**Records provided**
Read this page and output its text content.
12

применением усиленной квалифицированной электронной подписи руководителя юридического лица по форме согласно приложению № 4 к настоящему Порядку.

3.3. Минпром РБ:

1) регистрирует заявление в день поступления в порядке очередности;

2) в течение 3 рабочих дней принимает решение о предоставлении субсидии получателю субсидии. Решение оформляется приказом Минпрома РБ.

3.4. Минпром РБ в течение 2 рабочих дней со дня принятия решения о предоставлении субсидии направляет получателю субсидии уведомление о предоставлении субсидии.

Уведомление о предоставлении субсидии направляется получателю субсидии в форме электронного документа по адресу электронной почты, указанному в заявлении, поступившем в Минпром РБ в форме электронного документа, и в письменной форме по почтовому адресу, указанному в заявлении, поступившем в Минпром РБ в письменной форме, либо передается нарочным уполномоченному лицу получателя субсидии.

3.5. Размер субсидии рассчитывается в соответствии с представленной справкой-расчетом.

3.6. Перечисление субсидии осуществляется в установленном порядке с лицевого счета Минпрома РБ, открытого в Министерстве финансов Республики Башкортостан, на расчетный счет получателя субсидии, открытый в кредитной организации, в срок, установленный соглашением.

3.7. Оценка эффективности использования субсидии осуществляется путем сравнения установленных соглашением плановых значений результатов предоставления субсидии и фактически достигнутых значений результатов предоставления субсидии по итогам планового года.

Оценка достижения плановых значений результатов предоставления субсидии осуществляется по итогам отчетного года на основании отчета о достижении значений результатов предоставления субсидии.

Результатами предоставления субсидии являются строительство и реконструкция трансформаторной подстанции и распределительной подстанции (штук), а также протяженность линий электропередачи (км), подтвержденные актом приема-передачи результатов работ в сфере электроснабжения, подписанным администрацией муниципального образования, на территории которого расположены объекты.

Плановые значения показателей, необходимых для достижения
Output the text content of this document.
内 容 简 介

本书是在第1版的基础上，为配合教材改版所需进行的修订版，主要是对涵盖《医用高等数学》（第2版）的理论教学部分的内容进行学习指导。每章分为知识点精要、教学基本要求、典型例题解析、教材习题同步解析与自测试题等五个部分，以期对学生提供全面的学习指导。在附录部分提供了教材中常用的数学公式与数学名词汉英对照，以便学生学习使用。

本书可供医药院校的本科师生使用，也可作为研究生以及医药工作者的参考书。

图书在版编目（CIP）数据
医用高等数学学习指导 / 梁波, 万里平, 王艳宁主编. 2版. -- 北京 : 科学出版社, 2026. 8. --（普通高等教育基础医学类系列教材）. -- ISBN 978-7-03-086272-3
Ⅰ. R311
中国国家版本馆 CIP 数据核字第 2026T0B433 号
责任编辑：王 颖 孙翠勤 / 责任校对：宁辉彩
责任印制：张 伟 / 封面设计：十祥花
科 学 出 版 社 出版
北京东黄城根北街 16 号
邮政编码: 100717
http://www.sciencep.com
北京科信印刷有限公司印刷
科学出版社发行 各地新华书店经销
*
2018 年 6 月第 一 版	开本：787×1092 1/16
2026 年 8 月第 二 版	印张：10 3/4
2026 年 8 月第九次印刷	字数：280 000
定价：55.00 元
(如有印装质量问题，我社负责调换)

**Brief**
Review the preceding data and report every line that includes the string "соглашением".

**The result**
3.6. Перечисление субсидии осуществляется в установленном порядке с лицевого счета Минпрома РБ, открытого в Министерстве финансов Республики Башкортостан, на расчетный счет получателя субсидии, открытый в кредитной организации, в срок, установленный соглашением.
3.7. Оценка эффективности использования субсидии осуществляется путем сравнения установленных соглашением плановых значений результатов предоставления субсидии и фактически достигнутых значений результатов предоставления субсидии по итогам планового года.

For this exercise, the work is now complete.